Your goal:
Below are some records. How many of their lines contain the string "защищенности"? Give the number only.

Records for this exercise:
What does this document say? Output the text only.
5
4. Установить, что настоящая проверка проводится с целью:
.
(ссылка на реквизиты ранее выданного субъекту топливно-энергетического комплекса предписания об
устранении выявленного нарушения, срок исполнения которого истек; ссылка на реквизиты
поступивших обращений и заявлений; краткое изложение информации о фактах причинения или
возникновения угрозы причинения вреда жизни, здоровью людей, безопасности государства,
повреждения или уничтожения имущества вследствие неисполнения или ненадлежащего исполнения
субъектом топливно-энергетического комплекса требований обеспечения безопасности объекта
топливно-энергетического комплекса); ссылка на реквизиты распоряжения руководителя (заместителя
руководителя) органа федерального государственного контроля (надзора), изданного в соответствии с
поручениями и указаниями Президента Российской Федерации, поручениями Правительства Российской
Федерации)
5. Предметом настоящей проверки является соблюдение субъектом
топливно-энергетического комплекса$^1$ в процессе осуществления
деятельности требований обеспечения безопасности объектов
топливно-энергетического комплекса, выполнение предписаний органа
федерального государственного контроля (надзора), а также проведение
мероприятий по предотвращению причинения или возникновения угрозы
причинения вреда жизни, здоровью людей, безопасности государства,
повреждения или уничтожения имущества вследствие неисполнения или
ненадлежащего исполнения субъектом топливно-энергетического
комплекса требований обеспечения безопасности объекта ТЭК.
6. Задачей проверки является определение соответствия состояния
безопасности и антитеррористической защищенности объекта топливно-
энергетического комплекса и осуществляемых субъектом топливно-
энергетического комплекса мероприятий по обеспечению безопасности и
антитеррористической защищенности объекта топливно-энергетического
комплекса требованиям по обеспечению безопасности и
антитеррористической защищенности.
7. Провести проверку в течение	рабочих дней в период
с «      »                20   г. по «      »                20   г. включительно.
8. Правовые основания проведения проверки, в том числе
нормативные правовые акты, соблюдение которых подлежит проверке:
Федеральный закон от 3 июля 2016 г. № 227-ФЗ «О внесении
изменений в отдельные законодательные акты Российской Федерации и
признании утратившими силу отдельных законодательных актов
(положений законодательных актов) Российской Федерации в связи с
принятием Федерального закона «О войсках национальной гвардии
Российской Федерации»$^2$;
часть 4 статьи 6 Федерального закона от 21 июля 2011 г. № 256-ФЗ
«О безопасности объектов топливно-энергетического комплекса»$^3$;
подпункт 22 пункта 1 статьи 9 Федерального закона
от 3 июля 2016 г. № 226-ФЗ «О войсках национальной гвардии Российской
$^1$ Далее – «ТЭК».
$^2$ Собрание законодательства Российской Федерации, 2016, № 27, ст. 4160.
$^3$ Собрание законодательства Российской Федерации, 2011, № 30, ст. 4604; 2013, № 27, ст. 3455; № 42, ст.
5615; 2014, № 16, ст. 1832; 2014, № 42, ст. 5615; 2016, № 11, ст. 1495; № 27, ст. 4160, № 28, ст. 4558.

Task response:
3